Data entries:
----
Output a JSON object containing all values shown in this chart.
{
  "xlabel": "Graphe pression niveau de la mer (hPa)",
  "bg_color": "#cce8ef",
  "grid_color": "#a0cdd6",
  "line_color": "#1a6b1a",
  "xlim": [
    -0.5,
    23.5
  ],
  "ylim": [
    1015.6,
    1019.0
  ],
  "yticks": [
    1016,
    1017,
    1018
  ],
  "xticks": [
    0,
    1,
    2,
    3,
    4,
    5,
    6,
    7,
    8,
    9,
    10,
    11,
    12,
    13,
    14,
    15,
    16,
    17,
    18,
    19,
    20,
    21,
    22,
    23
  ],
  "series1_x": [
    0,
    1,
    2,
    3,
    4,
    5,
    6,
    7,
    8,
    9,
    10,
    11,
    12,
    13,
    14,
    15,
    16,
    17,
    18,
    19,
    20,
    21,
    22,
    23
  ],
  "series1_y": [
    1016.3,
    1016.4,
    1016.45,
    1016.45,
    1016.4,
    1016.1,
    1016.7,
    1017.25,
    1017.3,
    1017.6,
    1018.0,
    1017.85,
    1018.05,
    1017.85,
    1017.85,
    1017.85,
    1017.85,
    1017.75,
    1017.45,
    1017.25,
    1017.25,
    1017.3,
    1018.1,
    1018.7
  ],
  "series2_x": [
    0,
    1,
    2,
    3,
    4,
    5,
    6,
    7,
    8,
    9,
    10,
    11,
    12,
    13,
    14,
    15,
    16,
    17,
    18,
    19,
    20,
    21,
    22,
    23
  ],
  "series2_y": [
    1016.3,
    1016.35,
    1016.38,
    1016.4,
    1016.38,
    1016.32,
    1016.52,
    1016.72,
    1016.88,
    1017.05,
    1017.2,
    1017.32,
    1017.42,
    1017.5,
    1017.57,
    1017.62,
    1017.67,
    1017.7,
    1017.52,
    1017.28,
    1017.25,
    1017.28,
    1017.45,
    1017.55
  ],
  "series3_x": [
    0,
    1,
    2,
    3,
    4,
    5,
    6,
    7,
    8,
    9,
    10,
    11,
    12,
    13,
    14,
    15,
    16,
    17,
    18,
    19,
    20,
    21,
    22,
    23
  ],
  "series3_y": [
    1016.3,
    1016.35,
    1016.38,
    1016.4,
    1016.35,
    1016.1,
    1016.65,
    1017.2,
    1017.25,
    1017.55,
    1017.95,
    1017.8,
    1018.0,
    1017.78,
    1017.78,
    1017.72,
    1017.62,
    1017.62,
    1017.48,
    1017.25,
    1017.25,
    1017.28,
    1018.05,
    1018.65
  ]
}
----
Task requirements:
Repeat the data above exactly.

Full answer:
Output a JSON object containing all values shown in this chart.
{
  "xlabel": "Graphe pression niveau de la mer (hPa)",
  "bg_color": "#cce8ef",
  "grid_color": "#a0cdd6",
  "line_color": "#1a6b1a",
  "xlim": [
    -0.5,
    23.5
  ],
  "ylim": [
    1015.6,
    1019.0
  ],
  "yticks": [
    1016,
    1017,
    1018
  ],
  "xticks": [
    0,
    1,
    2,
    3,
    4,
    5,
    6,
    7,
    8,
    9,
    10,
    11,
    12,
    13,
    14,
    15,
    16,
    17,
    18,
    19,
    20,
    21,
    22,
    23
  ],
  "series1_x": [
    0,
    1,
    2,
    3,
    4,
    5,
    6,
    7,
    8,
    9,
    10,
    11,
    12,
    13,
    14,
    15,
    16,
    17,
    18,
    19,
    20,
    21,
    22,
    23
  ],
  "series1_y": [
    1016.3,
    1016.4,
    1016.45,
    1016.45,
    1016.4,
    1016.1,
    1016.7,
    1017.25,
    1017.3,
    1017.6,
    1018.0,
    1017.85,
    1018.05,
    1017.85,
    1017.85,
    1017.85,
    1017.85,
    1017.75,
    1017.45,
    1017.25,
    1017.25,
    1017.3,
    1018.1,
    1018.7
  ],
  "series2_x": [
    0,
    1,
    2,
    3,
    4,
    5,
    6,
    7,
    8,
    9,
    10,
    11,
    12,
    13,
    14,
    15,
    16,
    17,
    18,
    19,
    20,
    21,
    22,
    23
  ],
  "series2_y": [
    1016.3,
    1016.35,
    1016.38,
    1016.4,
    1016.38,
    1016.32,
    1016.52,
    1016.72,
    1016.88,
    1017.05,
    1017.2,
    1017.32,
    1017.42,
    1017.5,
    1017.57,
    1017.62,
    1017.67,
    1017.7,
    1017.52,
    1017.28,
    1017.25,
    1017.28,
    1017.45,
    1017.55
  ],
  "series3_x": [
    0,
    1,
    2,
    3,
    4,
    5,
    6,
    7,
    8,
    9,
    10,
    11,
    12,
    13,
    14,
    15,
    16,
    17,
    18,
    19,
    20,
    21,
    22,
    23
  ],
  "series3_y": [
    1016.3,
    1016.35,
    1016.38,
    1016.4,
    1016.35,
    1016.1,
    1016.65,
    1017.2,
    1017.25,
    1017.55,
    1017.95,
    1017.8,
    1018.0,
    1017.78,
    1017.78,
    1017.72,
    1017.62,
    1017.62,
    1017.48,
    1017.25,
    1017.25,
    1017.28,
    1018.05,
    1018.65
  ]
}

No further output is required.